» **Requirement**: Write out the data below in full. Keep it exact.
=== Section Start ===
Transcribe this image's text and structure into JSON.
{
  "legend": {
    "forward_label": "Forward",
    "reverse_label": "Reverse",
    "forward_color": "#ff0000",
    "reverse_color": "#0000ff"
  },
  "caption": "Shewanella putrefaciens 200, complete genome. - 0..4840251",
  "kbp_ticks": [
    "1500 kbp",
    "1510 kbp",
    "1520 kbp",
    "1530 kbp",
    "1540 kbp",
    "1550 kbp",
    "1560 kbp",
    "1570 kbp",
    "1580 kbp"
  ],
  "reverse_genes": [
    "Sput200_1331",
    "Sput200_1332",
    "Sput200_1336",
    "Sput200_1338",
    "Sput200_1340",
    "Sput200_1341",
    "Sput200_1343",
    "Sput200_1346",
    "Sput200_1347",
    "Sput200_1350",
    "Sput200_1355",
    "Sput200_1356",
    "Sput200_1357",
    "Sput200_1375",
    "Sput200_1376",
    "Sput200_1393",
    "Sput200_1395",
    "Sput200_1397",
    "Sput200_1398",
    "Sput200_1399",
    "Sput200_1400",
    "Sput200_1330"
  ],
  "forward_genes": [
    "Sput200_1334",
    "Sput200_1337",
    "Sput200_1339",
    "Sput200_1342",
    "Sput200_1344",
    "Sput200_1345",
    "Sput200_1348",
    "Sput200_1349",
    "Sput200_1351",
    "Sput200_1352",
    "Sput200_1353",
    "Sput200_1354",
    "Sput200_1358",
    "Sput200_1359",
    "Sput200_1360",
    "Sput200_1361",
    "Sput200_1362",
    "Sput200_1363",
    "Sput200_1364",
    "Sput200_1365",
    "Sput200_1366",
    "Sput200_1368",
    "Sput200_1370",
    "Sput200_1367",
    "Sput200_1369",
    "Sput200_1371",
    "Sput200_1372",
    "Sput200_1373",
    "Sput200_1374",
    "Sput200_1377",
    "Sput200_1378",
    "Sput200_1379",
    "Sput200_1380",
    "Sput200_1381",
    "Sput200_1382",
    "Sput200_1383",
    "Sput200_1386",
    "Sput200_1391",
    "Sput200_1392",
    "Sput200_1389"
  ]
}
=== Section End ===
» **Solution for this task**:
Transcribe this image's text and structure into JSON.
{
  "legend": {
    "forward_label": "Forward",
    "reverse_label": "Reverse",
    "forward_color": "#ff0000",
    "reverse_color": "#0000ff"
  },
  "caption": "Shewanella putrefaciens 200, complete genome. - 0..4840251",
  "kbp_ticks": [
    "1500 kbp",
    "1510 kbp",
    "1520 kbp",
    "1530 kbp",
    "1540 kbp",
    "1550 kbp",
    "1560 kbp",
    "1570 kbp",
    "1580 kbp"
  ],
  "reverse_genes": [
    "Sput200_1331",
    "Sput200_1332",
    "Sput200_1336",
    "Sput200_1338",
    "Sput200_1340",
    "Sput200_1341",
    "Sput200_1343",
    "Sput200_1346",
    "Sput200_1347",
    "Sput200_1350",
    "Sput200_1355",
    "Sput200_1356",
    "Sput200_1357",
    "Sput200_1375",
    "Sput200_1376",
    "Sput200_1393",
    "Sput200_1395",
    "Sput200_1397",
    "Sput200_1398",
    "Sput200_1399",
    "Sput200_1400",
    "Sput200_1330"
  ],
  "forward_genes": [
    "Sput200_1334",
    "Sput200_1337",
    "Sput200_1339",
    "Sput200_1342",
    "Sput200_1344",
    "Sput200_1345",
    "Sput200_1348",
    "Sput200_1349",
    "Sput200_1351",
    "Sput200_1352",
    "Sput200_1353",
    "Sput200_1354",
    "Sput200_1358",
    "Sput200_1359",
    "Sput200_1360",
    "Sput200_1361",
    "Sput200_1362",
    "Sput200_1363",
    "Sput200_1364",
    "Sput200_1365",
    "Sput200_1366",
    "Sput200_1368",
    "Sput200_1370",
    "Sput200_1367",
    "Sput200_1369",
    "Sput200_1371",
    "Sput200_1372",
    "Sput200_1373",
    "Sput200_1374",
    "Sput200_1377",
    "Sput200_1378",
    "Sput200_1379",
    "Sput200_1380",
    "Sput200_1381",
    "Sput200_1382",
    "Sput200_1383",
    "Sput200_1386",
    "Sput200_1391",
    "Sput200_1392",
    "Sput200_1389"
  ]
}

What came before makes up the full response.